## REQUIRED WORK:
Print the whole listing exactly.
___ RECORD EXTRACTS
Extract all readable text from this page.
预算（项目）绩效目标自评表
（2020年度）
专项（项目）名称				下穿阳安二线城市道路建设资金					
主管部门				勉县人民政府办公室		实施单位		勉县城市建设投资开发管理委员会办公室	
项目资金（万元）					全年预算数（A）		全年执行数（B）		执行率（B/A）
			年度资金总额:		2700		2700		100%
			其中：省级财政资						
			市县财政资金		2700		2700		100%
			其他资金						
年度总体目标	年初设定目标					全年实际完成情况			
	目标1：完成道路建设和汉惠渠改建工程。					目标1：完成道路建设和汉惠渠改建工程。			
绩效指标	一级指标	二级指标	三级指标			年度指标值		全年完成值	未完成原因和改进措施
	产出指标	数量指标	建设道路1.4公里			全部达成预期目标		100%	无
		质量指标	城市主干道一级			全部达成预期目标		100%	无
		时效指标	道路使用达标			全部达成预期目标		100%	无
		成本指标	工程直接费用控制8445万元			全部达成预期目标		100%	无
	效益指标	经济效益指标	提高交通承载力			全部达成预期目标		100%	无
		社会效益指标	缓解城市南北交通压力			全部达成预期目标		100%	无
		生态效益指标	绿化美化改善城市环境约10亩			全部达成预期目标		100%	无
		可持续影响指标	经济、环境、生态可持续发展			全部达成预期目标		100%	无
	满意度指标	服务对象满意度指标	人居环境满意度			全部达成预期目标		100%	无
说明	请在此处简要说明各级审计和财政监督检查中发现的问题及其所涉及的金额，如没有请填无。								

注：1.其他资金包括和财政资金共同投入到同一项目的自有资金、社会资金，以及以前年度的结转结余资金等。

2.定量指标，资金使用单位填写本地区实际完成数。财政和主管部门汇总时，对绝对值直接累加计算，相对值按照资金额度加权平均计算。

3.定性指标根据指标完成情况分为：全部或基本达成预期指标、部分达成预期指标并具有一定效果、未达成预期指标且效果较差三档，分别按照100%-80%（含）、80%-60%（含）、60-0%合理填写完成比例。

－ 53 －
______
## WRITTEN SOLUTION:
Extract all readable text from this page.
预算（项目）绩效目标自评表
（2020年度）
专项（项目）名称				下穿阳安二线城市道路建设资金					
主管部门				勉县人民政府办公室		实施单位		勉县城市建设投资开发管理委员会办公室	
项目资金（万元）					全年预算数（A）		全年执行数（B）		执行率（B/A）
			年度资金总额:		2700		2700		100%
			其中：省级财政资						
			市县财政资金		2700		2700		100%
			其他资金						
年度总体目标	年初设定目标					全年实际完成情况			
	目标1：完成道路建设和汉惠渠改建工程。					目标1：完成道路建设和汉惠渠改建工程。			
绩效指标	一级指标	二级指标	三级指标			年度指标值		全年完成值	未完成原因和改进措施
	产出指标	数量指标	建设道路1.4公里			全部达成预期目标		100%	无
		质量指标	城市主干道一级			全部达成预期目标		100%	无
		时效指标	道路使用达标			全部达成预期目标		100%	无
		成本指标	工程直接费用控制8445万元			全部达成预期目标		100%	无
	效益指标	经济效益指标	提高交通承载力			全部达成预期目标		100%	无
		社会效益指标	缓解城市南北交通压力			全部达成预期目标		100%	无
		生态效益指标	绿化美化改善城市环境约10亩			全部达成预期目标		100%	无
		可持续影响指标	经济、环境、生态可持续发展			全部达成预期目标		100%	无
	满意度指标	服务对象满意度指标	人居环境满意度			全部达成预期目标		100%	无
说明	请在此处简要说明各级审计和财政监督检查中发现的问题及其所涉及的金额，如没有请填无。								

注：1.其他资金包括和财政资金共同投入到同一项目的自有资金、社会资金，以及以前年度的结转结余资金等。

2.定量指标，资金使用单位填写本地区实际完成数。财政和主管部门汇总时，对绝对值直接累加计算，相对值按照资金额度加权平均计算。

3.定性指标根据指标完成情况分为：全部或基本达成预期指标、部分达成预期指标并具有一定效果、未达成预期指标且效果较差三档，分别按照100%-80%（含）、80%-60%（含）、60-0%合理填写完成比例。

－ 53 －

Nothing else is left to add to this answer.